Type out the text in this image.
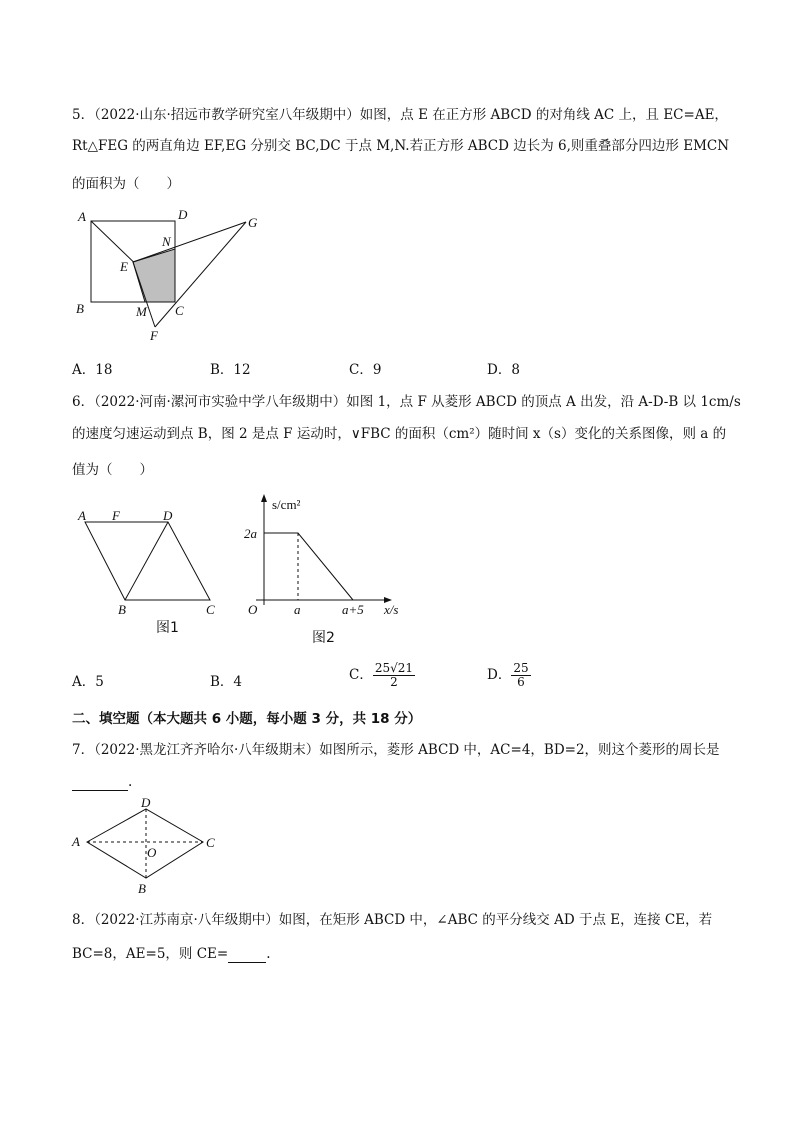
5．（2022·山东·招远市教学研究室八年级期中）如图，点 E 在正方形 ABCD 的对角线 AC 上，且 EC=AE，
Rt△FEG 的两直角边 EF,EG 分别交 BC,DC 于点 M,N.若正方形 ABCD 边长为 6,则重叠部分四边形 EMCN
的面积为（　　）
A	D
G
N
E
B	M C
F
A．18	B．12	C．9	D．8
6．（2022·河南·漯河市实验中学八年级期中）如图 1，点 F 从菱形 ABCD 的顶点 A 出发，沿 A-D-B 以 1cm/s
的速度匀速运动到点 B，图 2 是点 F 运动时，∨FBC 的面积（cm²）随时间 x（s）变化的关系图像，则 a 的
值为（　　）
A F	D
B	C
图1
s/cm²
2a
O	a	a+5 x/s
图2
A．5	B．4	C． $\frac{25√21}{2}$	D． $\frac{25}{6}$
二、填空题（本大题共 6 小题，每小题 3 分，共 18 分）
7．（2022·黑龙江齐齐哈尔·八年级期末）如图所示，菱形 ABCD 中，AC=4，BD=2，则这个菱形的周长是
.
A
D
C
O
B
8．（2022·江苏南京·八年级期中）如图，在矩形 ABCD 中，∠ABC 的平分线交 AD 于点 E，连接 CE，若
BC=8，AE=5，则 CE=	.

YOUR OBJECTIVE:
Write out every line of the listing that holds the word "ABCD".

SOLUTION TO THE EXERCISE:
5．（2022·山东·招远市教学研究室八年级期中）如图，点 E 在正方形 ABCD 的对角线 AC 上，且 EC=AE，
Rt△FEG 的两直角边 EF,EG 分别交 BC,DC 于点 M,N.若正方形 ABCD 边长为 6,则重叠部分四边形 EMCN
6．（2022·河南·漯河市实验中学八年级期中）如图 1，点 F 从菱形 ABCD 的顶点 A 出发，沿 A-D-B 以 1cm/s
7．（2022·黑龙江齐齐哈尔·八年级期末）如图所示，菱形 ABCD 中，AC=4，BD=2，则这个菱形的周长是
8．（2022·江苏南京·八年级期中）如图，在矩形 ABCD 中，∠ABC 的平分线交 AD 于点 E，连接 CE，若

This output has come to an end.